Exercise prompt: Search the material for the string "York", then return every line where it is found.

Record excerpts:
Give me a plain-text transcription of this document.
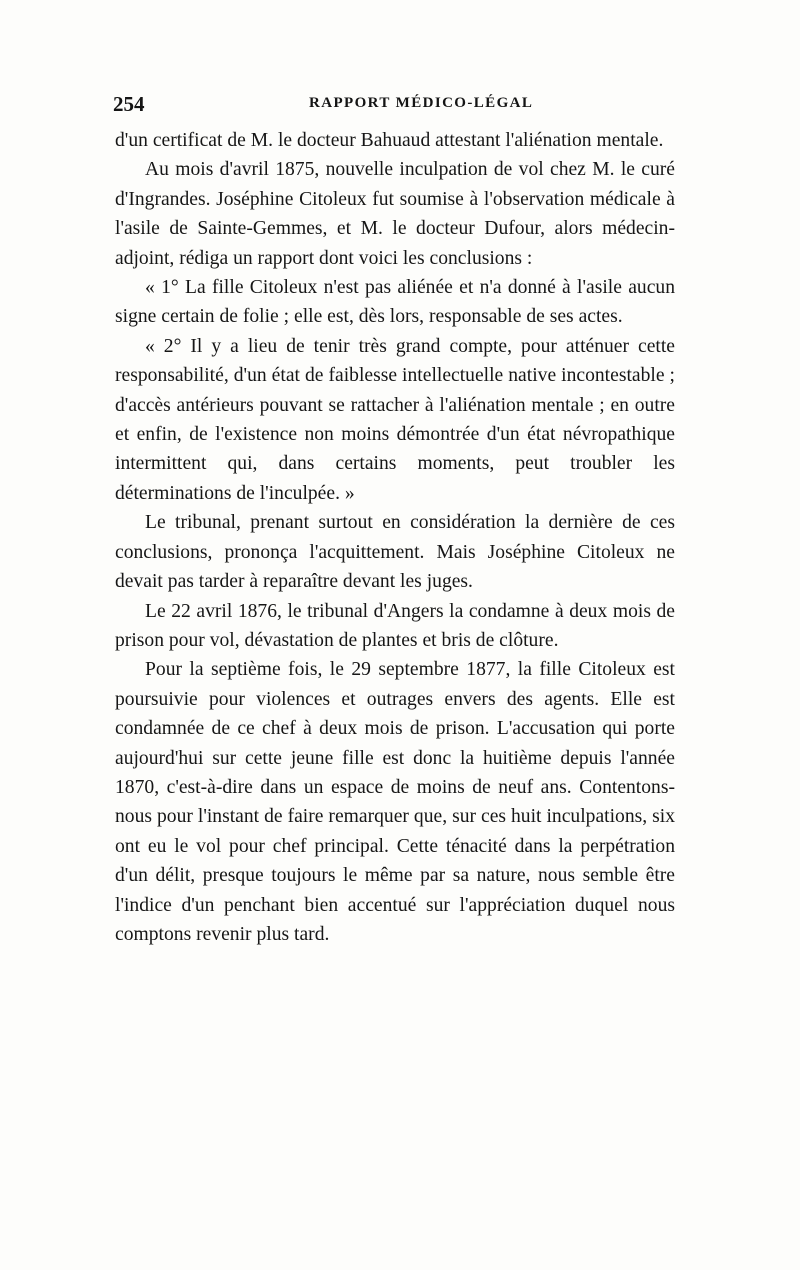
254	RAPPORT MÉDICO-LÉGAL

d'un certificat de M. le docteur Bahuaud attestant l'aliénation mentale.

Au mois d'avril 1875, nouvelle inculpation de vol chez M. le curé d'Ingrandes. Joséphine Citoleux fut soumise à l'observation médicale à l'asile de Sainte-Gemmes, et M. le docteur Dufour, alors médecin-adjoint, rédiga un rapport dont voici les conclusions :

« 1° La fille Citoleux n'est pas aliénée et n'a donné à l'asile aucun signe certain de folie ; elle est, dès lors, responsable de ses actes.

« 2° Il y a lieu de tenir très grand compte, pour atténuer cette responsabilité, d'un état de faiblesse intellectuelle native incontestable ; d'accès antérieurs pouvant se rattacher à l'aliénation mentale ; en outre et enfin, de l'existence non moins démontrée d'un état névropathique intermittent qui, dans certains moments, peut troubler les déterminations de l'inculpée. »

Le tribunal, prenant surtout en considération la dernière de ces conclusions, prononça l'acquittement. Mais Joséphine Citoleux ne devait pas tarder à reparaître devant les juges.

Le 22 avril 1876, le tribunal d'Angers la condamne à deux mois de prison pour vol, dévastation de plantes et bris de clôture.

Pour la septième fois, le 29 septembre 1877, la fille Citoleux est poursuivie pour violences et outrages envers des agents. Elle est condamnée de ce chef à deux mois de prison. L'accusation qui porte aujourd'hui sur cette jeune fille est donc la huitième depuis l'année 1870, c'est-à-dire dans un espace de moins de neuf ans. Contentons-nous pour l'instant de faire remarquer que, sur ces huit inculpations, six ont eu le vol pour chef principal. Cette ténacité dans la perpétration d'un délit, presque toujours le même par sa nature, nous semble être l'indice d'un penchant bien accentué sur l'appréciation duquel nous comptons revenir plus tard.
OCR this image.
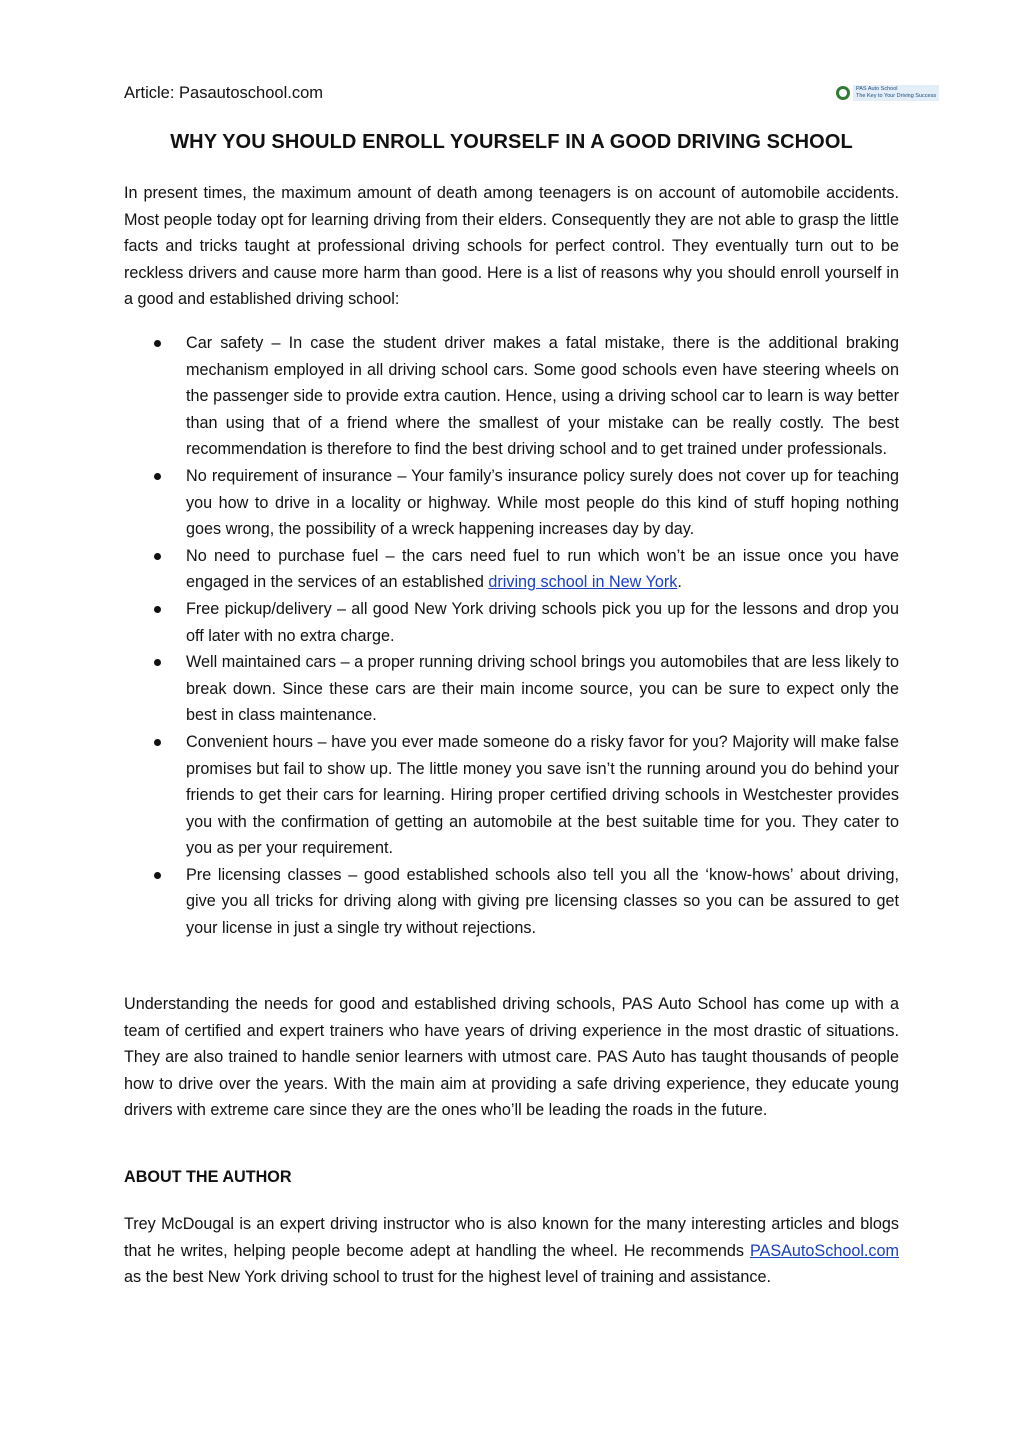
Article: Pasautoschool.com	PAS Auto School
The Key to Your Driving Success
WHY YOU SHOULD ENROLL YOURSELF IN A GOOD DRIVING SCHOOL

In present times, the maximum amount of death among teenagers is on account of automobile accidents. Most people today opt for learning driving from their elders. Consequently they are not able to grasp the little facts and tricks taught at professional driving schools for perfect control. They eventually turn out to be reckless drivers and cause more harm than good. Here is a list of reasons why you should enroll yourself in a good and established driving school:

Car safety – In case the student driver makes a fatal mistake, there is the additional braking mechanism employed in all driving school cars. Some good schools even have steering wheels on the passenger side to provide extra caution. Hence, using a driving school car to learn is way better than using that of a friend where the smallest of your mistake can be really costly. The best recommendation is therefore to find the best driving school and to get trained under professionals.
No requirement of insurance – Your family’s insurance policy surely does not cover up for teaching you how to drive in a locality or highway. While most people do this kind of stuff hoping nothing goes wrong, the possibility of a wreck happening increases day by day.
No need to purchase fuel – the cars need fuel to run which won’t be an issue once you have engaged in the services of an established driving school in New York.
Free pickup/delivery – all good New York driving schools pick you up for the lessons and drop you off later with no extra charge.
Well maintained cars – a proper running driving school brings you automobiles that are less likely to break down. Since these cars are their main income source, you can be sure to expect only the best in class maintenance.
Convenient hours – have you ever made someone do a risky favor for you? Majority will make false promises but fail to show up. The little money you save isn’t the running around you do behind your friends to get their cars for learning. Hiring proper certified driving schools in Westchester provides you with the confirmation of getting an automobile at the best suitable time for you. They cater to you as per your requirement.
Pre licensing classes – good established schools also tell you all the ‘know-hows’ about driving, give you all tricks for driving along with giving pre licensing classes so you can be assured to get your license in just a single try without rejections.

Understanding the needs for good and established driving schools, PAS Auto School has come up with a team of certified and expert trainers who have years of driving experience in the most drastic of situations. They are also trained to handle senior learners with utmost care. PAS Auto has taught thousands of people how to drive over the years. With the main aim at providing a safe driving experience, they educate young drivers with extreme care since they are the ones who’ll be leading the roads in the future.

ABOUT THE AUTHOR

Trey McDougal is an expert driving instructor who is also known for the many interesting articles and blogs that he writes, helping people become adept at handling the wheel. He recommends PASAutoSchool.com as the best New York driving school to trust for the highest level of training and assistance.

---

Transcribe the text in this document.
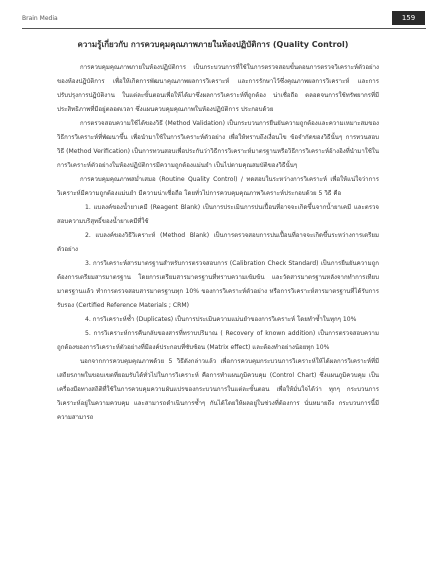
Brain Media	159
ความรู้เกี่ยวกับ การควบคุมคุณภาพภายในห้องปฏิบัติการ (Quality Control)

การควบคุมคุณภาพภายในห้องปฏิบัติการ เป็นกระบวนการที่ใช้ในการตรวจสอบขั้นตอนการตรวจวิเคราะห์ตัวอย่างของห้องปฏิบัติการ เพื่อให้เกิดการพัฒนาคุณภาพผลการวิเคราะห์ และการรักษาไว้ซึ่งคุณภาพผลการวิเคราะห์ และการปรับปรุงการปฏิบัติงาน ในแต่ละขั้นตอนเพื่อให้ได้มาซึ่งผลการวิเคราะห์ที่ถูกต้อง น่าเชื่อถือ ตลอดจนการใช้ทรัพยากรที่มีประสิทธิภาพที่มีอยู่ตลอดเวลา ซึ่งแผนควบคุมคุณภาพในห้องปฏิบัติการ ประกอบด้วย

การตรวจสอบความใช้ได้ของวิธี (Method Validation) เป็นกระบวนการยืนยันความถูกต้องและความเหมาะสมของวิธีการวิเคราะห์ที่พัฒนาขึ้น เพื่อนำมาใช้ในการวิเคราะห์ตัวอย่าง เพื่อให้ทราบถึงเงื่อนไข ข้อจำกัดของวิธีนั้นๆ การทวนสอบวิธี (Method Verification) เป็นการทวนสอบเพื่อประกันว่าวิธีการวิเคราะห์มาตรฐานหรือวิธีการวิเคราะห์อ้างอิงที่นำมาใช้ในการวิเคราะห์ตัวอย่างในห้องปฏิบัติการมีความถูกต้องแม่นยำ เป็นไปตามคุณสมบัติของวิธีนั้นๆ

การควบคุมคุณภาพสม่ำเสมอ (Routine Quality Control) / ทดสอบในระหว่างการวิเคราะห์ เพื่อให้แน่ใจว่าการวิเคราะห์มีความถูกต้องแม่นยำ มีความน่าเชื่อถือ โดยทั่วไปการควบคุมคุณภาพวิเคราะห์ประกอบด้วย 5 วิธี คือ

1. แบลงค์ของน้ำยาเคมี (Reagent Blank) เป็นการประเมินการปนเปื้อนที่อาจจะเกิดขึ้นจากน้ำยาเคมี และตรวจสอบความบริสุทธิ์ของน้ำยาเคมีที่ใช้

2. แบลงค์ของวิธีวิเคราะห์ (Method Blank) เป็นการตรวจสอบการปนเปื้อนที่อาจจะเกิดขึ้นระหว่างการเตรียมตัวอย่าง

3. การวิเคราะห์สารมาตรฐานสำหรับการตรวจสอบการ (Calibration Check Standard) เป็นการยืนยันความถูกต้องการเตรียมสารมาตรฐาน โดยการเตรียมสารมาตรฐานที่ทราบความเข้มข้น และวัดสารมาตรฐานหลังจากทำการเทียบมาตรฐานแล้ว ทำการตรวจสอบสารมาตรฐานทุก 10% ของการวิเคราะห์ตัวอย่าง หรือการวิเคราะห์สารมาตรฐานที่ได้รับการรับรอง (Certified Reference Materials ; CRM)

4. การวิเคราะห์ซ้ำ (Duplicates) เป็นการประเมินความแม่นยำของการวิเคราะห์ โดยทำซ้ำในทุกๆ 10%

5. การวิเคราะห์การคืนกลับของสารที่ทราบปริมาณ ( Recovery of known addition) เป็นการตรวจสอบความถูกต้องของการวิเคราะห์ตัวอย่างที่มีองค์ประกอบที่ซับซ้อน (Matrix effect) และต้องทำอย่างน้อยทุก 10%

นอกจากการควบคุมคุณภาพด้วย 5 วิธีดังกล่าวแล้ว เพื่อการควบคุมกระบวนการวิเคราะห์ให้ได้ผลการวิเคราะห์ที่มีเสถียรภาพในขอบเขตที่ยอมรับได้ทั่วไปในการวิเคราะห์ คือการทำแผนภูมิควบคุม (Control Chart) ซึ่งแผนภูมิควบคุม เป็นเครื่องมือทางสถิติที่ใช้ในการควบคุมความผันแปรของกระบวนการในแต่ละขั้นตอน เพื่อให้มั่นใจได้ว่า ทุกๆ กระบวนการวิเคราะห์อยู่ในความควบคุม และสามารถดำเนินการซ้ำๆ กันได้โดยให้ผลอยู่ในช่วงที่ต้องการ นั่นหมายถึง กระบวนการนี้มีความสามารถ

---

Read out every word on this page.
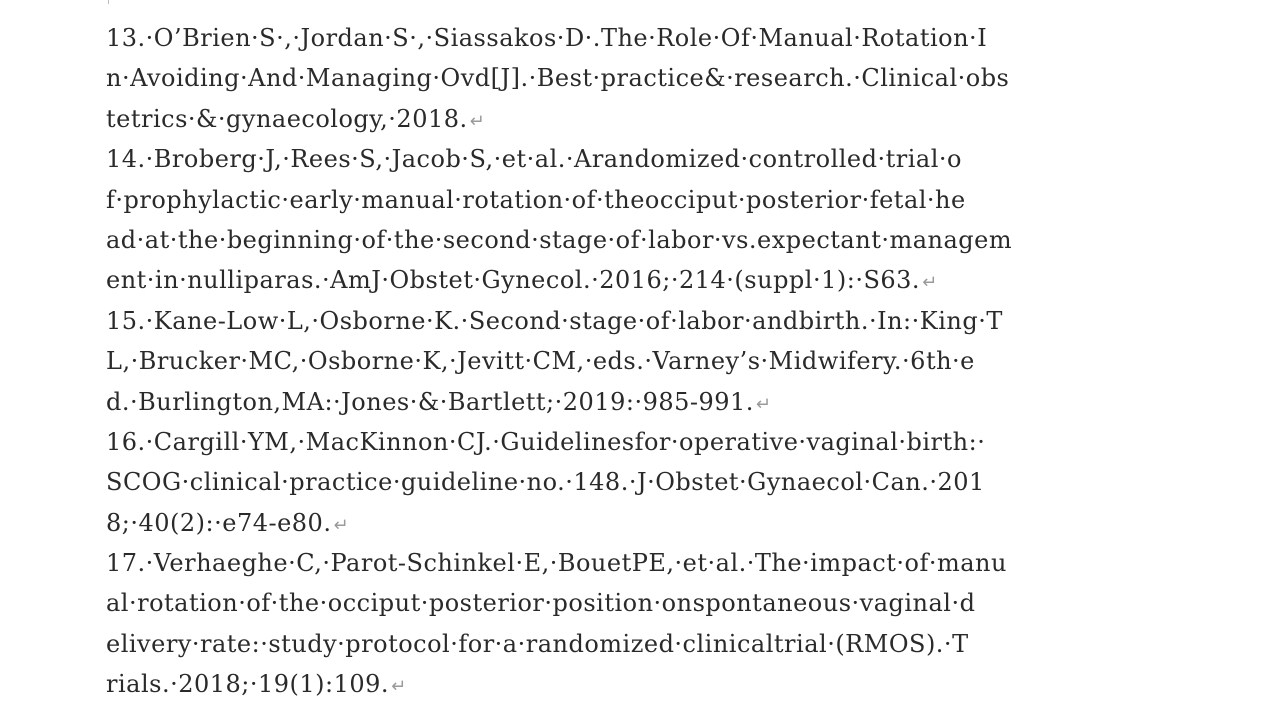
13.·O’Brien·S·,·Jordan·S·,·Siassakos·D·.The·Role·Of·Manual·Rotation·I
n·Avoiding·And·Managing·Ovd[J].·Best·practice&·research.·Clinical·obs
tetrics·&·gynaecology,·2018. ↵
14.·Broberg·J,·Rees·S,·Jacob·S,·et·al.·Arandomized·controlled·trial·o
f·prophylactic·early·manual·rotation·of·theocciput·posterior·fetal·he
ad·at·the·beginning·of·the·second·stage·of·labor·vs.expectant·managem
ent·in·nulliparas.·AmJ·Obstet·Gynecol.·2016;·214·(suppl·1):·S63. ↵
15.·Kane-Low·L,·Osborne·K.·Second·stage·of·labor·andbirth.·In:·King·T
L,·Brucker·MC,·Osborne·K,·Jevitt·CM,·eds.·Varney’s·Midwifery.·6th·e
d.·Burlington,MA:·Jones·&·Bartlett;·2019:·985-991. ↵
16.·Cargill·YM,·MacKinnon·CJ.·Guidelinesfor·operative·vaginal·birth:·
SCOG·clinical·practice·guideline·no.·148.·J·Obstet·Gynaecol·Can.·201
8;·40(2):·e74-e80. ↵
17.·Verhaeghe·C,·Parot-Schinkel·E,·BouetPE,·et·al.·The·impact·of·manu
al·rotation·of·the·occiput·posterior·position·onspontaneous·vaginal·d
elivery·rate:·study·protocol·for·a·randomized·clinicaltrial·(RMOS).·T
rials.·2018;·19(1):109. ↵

The solution:
No need to purchase fuel – the cars need fuel to run which won’t be an issue once you have engaged in the services of an established driving school in New York.
Free pickup/delivery – all good New York driving schools pick you up for the lessons and drop you off later with no extra charge.
Trey McDougal is an expert driving instructor who is also known for the many interesting articles and blogs that he writes, helping people become adept at handling the wheel. He recommends PASAutoSchool.com as the best New York driving school to trust for the highest level of training and assistance.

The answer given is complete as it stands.